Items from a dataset
- - - -

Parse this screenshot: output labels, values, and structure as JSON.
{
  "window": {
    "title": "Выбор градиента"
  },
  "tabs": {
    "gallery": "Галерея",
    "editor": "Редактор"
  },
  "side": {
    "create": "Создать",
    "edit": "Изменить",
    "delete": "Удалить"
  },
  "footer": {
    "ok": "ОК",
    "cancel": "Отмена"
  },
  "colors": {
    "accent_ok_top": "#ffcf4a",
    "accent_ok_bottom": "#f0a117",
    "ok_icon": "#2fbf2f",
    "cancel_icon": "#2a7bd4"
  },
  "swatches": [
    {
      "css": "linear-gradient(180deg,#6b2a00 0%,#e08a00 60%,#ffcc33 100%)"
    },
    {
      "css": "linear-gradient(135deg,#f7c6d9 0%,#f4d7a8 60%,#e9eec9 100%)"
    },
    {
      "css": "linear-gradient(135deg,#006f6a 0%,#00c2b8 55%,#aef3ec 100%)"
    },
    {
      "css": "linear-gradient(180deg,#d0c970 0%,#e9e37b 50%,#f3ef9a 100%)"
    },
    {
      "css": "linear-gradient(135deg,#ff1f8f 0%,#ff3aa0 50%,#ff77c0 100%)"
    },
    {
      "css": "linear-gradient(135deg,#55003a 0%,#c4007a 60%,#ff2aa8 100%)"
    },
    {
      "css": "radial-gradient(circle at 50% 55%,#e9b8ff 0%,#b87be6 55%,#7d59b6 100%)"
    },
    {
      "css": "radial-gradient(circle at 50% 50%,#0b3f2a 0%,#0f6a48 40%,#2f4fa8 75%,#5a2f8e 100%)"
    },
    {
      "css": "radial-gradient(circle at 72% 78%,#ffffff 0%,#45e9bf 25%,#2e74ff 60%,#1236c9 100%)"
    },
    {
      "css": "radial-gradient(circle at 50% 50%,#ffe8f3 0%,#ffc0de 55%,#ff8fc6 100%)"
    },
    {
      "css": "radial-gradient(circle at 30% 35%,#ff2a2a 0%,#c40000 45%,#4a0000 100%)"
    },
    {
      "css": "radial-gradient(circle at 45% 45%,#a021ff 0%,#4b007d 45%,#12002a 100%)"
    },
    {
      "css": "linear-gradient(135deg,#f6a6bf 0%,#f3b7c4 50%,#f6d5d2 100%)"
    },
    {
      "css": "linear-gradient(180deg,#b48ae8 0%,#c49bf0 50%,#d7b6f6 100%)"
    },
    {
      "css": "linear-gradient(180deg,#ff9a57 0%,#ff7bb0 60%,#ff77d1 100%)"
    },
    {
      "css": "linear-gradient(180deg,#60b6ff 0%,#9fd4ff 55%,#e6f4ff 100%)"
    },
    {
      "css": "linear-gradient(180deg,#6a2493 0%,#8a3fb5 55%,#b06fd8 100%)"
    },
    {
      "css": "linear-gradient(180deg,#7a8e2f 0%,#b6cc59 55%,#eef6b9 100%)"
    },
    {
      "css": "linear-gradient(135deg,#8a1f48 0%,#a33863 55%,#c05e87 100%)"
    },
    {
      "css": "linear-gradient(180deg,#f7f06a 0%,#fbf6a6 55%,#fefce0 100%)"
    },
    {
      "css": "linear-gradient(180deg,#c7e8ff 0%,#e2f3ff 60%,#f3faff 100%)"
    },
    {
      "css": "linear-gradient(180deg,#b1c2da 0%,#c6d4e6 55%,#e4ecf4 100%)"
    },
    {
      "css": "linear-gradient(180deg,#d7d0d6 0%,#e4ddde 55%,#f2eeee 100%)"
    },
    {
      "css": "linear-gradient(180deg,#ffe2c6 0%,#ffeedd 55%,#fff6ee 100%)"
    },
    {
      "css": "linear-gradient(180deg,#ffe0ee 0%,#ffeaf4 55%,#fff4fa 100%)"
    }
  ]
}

- - - -

**YOUR OBJECTIVE**
In the records above, locate every line with the string "circle" and copy it.

**CORRECT OUTPUT**
      "css": "radial-gradient(circle at 50% 55%,#e9b8ff 0%,#b87be6 55%,#7d59b6 100%)"
      "css": "radial-gradient(circle at 50% 50%,#0b3f2a 0%,#0f6a48 40%,#2f4fa8 75%,#5a2f8e 100%)"
      "css": "radial-gradient(circle at 72% 78%,#ffffff 0%,#45e9bf 25%,#2e74ff 60%,#1236c9 100%)"
      "css": "radial-gradient(circle at 50% 50%,#ffe8f3 0%,#ffc0de 55%,#ff8fc6 100%)"
      "css": "radial-gradient(circle at 30% 35%,#ff2a2a 0%,#c40000 45%,#4a0000 100%)"
      "css": "radial-gradient(circle at 45% 45%,#a021ff 0%,#4b007d 45%,#12002a 100%)"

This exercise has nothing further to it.